--- Seleção ---
.....
A tradução automática e os seus perigos

Ocorreu-me agora que não lhes tenho falado muito dos meus alunos de 11º (nem dos de 9º, já agora). Isto apenas acontece porque, como a língua de comunicação é o francês, os diálogos são, necessariamente, mais limitados. É normal. Costumo dizer que eles só podem falar como se tivessem três ou cinco anos de idade. A comparação é, por diversos motivos, grosseira, mas esclarecedora.
No entanto, há dias, a propósito de um trabalho que parecia ter sido feito com a ajuda do tradutor automático, uma aluna contou-me a seguinte história: uma senhora escreveu uma carta para um (a) francês/francesa, onde figurava a frase :"Estou preocupada", que o tradutor automático transcreveu como "Je suis enceinte", ou seja, "Estou grávida".
E o que é certo é que, dependendo do contexto, estar grávida pode significar estar muuuuito preocupada...
.....
Entradas de dados extraídas
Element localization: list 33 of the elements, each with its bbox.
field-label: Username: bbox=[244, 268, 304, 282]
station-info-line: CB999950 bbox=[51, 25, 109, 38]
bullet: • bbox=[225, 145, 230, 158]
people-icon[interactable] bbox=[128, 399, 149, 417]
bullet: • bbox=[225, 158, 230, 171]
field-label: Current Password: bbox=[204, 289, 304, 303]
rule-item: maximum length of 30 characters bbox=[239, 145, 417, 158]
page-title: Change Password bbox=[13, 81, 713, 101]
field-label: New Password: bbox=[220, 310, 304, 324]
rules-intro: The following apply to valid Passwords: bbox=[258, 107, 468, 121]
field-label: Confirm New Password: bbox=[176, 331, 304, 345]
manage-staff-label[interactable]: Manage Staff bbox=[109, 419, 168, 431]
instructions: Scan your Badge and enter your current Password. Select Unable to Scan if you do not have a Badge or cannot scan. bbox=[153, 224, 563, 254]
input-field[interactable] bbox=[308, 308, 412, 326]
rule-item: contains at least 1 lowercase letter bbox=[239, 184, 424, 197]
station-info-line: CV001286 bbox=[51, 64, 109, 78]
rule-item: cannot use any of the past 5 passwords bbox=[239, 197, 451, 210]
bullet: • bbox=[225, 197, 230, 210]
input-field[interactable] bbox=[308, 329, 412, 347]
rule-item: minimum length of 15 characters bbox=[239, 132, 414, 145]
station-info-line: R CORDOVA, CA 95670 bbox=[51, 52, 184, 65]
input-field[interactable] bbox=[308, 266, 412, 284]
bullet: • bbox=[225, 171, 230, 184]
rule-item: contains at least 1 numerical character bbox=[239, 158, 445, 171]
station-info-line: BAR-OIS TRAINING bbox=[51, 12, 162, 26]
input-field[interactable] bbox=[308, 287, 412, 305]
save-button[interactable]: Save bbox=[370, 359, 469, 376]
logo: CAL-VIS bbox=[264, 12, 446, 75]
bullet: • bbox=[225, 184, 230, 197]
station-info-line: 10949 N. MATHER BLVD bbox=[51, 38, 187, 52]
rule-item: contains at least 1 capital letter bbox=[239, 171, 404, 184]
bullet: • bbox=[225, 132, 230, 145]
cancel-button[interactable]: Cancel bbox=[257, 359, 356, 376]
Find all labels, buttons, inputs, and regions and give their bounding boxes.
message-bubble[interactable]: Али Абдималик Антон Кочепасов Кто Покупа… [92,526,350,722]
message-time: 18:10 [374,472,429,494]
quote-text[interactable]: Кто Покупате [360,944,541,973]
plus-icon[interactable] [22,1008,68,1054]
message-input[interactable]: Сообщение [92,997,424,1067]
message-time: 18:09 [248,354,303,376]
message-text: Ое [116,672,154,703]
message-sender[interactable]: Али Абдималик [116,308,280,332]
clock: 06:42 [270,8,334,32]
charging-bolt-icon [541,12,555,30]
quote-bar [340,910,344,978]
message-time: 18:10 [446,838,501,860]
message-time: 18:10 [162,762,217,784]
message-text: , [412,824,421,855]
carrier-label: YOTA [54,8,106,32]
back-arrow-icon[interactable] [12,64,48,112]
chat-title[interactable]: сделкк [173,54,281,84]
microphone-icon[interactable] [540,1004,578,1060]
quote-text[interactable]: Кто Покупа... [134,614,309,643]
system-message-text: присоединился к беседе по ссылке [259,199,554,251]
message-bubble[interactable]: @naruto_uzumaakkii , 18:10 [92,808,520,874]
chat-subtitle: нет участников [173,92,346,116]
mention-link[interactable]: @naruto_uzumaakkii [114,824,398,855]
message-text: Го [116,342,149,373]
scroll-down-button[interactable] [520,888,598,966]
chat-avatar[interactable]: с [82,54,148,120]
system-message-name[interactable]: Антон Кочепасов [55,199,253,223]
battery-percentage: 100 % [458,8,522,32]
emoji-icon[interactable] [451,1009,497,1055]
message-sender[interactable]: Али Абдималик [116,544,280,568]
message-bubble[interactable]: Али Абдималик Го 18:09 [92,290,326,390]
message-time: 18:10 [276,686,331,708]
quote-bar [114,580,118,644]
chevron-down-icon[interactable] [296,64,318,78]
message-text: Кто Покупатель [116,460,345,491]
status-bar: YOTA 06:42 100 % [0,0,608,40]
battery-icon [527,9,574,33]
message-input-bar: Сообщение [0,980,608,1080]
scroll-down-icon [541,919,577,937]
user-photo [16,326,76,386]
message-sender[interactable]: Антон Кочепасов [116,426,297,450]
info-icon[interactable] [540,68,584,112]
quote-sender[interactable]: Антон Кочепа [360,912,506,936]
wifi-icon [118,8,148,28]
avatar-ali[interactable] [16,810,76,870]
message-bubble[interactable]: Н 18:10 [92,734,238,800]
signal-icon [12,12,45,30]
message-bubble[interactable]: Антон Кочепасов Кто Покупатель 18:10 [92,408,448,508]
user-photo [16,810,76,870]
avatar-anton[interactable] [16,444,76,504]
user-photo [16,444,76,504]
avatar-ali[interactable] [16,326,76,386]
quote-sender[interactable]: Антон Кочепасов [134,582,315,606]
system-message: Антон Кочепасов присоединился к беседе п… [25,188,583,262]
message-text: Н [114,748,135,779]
.....
--- Objetivo ---
Cite, do texto sobre a tradução automática, o trecho que abre com as palavras que contêm "No entanto, há" e fecha com "estar muuuuito preocupada...".

--- Resposta ao exercício ---
No entanto, há dias, a propósito de um trabalho que parecia ter sido feito com a ajuda do tradutor automático, uma aluna contou-me a seguinte história: uma senhora escreveu uma carta para um (a) francês/francesa, onde figurava a frase :"Estou preocupada", que o tradutor automático transcreveu como "Je suis enceinte", ou seja, "Estou grávida".
E o que é certo é que, dependendo do contexto, estar grávida pode significar estar muuuuito preocupada...